** Begin Dataset extract **

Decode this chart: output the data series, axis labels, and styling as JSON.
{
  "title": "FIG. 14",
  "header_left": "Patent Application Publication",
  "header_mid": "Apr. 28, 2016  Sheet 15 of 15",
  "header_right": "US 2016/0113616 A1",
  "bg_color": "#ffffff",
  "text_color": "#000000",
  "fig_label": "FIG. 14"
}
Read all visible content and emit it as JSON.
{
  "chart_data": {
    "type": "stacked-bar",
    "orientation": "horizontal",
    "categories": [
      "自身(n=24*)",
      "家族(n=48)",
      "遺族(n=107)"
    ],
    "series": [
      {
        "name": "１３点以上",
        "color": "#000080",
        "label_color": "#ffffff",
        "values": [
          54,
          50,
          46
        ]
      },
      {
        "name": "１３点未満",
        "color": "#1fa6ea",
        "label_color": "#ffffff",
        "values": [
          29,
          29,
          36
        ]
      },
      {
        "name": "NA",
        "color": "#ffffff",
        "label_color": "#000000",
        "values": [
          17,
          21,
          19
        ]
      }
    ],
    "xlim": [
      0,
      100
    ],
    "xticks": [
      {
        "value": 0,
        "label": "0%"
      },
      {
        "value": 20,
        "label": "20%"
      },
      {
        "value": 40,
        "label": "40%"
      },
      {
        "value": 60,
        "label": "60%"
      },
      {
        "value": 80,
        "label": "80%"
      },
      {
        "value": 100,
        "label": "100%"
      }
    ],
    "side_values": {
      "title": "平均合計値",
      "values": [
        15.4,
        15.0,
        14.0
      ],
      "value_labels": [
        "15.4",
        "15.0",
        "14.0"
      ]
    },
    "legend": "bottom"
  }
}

** End Dataset extract **

**Exercise task:** Reproduce the complete data exactly as presented above.

**Task solution:**
Decode this chart: output the data series, axis labels, and styling as JSON.
{
  "title": "FIG. 14",
  "header_left": "Patent Application Publication",
  "header_mid": "Apr. 28, 2016  Sheet 15 of 15",
  "header_right": "US 2016/0113616 A1",
  "bg_color": "#ffffff",
  "text_color": "#000000",
  "fig_label": "FIG. 14"
}
Read all visible content and emit it as JSON.
{
  "chart_data": {
    "type": "stacked-bar",
    "orientation": "horizontal",
    "categories": [
      "自身(n=24*)",
      "家族(n=48)",
      "遺族(n=107)"
    ],
    "series": [
      {
        "name": "１３点以上",
        "color": "#000080",
        "label_color": "#ffffff",
        "values": [
          54,
          50,
          46
        ]
      },
      {
        "name": "１３点未満",
        "color": "#1fa6ea",
        "label_color": "#ffffff",
        "values": [
          29,
          29,
          36
        ]
      },
      {
        "name": "NA",
        "color": "#ffffff",
        "label_color": "#000000",
        "values": [
          17,
          21,
          19
        ]
      }
    ],
    "xlim": [
      0,
      100
    ],
    "xticks": [
      {
        "value": 0,
        "label": "0%"
      },
      {
        "value": 20,
        "label": "20%"
      },
      {
        "value": 40,
        "label": "40%"
      },
      {
        "value": 60,
        "label": "60%"
      },
      {
        "value": 80,
        "label": "80%"
      },
      {
        "value": 100,
        "label": "100%"
      }
    ],
    "side_values": {
      "title": "平均合計値",
      "values": [
        15.4,
        15.0,
        14.0
      ],
      "value_labels": [
        "15.4",
        "15.0",
        "14.0"
      ]
    },
    "legend": "bottom"
  }
}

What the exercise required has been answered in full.